Task requirements: Output all of the entries below precisely as written.
===== Given records =====
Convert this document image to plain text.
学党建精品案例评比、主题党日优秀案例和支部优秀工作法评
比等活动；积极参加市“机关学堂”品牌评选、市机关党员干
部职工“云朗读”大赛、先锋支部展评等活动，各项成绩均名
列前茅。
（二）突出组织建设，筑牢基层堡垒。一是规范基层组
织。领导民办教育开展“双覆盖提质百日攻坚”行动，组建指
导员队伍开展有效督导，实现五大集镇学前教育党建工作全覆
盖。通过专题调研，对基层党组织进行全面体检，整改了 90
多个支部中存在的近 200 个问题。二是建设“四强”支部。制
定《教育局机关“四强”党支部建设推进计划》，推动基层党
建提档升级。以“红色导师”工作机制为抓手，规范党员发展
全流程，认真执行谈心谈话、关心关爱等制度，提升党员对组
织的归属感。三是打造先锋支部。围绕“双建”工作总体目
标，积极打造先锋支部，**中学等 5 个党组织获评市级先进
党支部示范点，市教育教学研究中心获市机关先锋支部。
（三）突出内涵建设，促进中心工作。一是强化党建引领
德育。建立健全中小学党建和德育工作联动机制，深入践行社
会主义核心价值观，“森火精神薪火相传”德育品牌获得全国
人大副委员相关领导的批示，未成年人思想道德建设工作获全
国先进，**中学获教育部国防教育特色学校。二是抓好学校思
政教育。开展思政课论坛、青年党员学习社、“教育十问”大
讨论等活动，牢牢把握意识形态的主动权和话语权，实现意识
=====
Response:
Convert this document image to plain text.
学党建精品案例评比、主题党日优秀案例和支部优秀工作法评
比等活动；积极参加市“机关学堂”品牌评选、市机关党员干
部职工“云朗读”大赛、先锋支部展评等活动，各项成绩均名
列前茅。
（二）突出组织建设，筑牢基层堡垒。一是规范基层组
织。领导民办教育开展“双覆盖提质百日攻坚”行动，组建指
导员队伍开展有效督导，实现五大集镇学前教育党建工作全覆
盖。通过专题调研，对基层党组织进行全面体检，整改了 90
多个支部中存在的近 200 个问题。二是建设“四强”支部。制
定《教育局机关“四强”党支部建设推进计划》，推动基层党
建提档升级。以“红色导师”工作机制为抓手，规范党员发展
全流程，认真执行谈心谈话、关心关爱等制度，提升党员对组
织的归属感。三是打造先锋支部。围绕“双建”工作总体目
标，积极打造先锋支部，**中学等 5 个党组织获评市级先进
党支部示范点，市教育教学研究中心获市机关先锋支部。
（三）突出内涵建设，促进中心工作。一是强化党建引领
德育。建立健全中小学党建和德育工作联动机制，深入践行社
会主义核心价值观，“森火精神薪火相传”德育品牌获得全国
人大副委员相关领导的批示，未成年人思想道德建设工作获全
国先进，**中学获教育部国防教育特色学校。二是抓好学校思
政教育。开展思政课论坛、青年党员学习社、“教育十问”大
讨论等活动，牢牢把握意识形态的主动权和话语权，实现意识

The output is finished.